#### What you are asked to do:
Go through the entries one line at a time, and gather every line that has the word "тепер".

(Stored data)
.....

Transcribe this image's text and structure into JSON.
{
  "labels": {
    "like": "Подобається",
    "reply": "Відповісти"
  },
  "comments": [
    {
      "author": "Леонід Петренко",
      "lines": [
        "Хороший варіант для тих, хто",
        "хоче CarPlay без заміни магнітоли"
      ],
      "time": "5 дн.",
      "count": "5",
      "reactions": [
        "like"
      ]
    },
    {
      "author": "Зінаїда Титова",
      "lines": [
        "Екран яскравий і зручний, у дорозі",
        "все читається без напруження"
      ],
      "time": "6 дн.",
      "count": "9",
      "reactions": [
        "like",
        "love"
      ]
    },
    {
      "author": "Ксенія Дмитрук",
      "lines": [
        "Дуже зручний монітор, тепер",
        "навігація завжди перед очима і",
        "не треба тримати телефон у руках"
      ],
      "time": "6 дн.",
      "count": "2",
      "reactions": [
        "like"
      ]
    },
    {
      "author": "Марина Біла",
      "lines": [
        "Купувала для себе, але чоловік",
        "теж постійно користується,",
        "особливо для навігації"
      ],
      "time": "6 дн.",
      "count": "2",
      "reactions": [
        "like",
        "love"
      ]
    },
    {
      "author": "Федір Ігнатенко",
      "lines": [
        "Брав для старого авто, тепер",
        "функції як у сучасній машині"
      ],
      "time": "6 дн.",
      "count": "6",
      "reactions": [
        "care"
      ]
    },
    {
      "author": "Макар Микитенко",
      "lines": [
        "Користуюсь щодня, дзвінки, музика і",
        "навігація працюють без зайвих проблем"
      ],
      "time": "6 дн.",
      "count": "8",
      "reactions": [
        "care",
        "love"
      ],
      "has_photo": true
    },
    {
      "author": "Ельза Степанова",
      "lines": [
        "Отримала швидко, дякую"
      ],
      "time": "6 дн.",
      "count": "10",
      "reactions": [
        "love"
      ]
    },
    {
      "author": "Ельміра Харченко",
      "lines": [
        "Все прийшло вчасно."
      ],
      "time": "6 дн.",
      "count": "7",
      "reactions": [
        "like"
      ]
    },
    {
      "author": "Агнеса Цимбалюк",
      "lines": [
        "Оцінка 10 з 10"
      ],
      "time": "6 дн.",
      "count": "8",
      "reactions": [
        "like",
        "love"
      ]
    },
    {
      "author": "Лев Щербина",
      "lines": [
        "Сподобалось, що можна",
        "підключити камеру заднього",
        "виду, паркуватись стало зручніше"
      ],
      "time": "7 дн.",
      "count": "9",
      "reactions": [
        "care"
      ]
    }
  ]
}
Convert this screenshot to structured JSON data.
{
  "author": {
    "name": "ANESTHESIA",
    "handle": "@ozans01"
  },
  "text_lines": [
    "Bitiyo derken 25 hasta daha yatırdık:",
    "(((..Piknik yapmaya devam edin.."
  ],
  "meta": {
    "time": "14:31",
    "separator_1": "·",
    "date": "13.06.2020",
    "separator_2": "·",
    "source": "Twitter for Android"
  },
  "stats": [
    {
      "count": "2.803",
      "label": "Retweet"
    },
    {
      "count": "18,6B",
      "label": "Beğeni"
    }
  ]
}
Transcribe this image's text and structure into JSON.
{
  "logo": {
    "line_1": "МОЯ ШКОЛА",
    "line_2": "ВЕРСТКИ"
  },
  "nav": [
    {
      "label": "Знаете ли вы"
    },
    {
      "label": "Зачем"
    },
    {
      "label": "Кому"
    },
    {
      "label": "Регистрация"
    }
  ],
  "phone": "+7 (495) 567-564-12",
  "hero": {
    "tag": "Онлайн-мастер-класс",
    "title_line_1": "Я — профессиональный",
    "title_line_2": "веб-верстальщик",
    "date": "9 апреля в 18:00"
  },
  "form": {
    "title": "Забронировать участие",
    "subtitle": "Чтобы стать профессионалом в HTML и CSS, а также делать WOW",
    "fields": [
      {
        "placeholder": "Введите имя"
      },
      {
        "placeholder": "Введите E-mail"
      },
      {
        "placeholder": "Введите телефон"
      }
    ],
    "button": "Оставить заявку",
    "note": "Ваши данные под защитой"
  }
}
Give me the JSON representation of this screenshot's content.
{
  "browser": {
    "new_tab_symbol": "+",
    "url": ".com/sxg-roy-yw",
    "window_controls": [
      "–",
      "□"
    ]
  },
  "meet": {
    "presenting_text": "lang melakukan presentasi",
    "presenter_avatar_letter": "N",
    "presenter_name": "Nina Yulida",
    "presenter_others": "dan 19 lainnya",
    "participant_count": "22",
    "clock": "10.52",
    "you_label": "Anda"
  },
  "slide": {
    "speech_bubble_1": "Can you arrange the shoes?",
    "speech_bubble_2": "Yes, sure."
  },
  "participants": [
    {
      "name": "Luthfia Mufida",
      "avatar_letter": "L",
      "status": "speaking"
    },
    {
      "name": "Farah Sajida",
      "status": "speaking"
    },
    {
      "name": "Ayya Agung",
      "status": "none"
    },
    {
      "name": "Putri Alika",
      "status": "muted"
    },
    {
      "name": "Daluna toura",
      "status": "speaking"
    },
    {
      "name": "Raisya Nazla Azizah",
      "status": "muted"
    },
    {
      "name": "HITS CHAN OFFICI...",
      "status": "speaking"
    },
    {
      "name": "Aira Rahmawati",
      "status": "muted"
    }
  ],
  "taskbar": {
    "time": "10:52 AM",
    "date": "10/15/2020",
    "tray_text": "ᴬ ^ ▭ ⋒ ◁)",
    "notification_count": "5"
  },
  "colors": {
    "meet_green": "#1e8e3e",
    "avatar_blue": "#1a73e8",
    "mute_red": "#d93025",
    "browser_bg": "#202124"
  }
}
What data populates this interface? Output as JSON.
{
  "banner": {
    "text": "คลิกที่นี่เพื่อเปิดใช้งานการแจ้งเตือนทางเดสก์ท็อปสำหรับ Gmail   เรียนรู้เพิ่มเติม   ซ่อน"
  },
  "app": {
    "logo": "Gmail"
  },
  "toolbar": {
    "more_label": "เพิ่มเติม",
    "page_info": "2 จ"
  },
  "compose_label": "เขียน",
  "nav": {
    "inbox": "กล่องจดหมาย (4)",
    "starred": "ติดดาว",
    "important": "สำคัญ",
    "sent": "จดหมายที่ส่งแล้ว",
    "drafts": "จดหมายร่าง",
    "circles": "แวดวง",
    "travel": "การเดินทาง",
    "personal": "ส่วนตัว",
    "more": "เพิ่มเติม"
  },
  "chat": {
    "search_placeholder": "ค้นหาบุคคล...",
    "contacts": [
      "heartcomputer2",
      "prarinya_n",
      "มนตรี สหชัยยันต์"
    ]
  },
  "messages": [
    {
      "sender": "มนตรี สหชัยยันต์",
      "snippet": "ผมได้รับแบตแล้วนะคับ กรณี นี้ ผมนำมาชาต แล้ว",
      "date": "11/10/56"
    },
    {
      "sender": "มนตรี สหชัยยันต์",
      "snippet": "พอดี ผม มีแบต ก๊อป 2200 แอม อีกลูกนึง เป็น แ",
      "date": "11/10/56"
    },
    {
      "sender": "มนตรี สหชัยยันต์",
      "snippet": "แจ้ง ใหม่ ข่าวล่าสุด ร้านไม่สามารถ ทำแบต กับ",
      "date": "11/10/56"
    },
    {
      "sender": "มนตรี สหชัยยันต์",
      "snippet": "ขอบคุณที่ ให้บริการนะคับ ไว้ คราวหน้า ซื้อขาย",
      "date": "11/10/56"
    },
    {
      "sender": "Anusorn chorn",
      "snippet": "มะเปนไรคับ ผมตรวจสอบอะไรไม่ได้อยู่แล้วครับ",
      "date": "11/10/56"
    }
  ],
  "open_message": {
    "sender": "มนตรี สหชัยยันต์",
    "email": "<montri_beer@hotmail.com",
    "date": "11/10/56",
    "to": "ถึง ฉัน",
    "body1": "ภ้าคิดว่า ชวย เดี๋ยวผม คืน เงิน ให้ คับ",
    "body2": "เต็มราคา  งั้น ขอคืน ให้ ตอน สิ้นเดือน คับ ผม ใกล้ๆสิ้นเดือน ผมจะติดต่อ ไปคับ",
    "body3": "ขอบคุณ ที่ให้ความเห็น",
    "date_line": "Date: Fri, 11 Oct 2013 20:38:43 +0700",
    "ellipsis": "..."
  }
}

.....

#### Result of this task:
        "Дуже зручний монітор, тепер",
        "Брав для старого авто, тепер",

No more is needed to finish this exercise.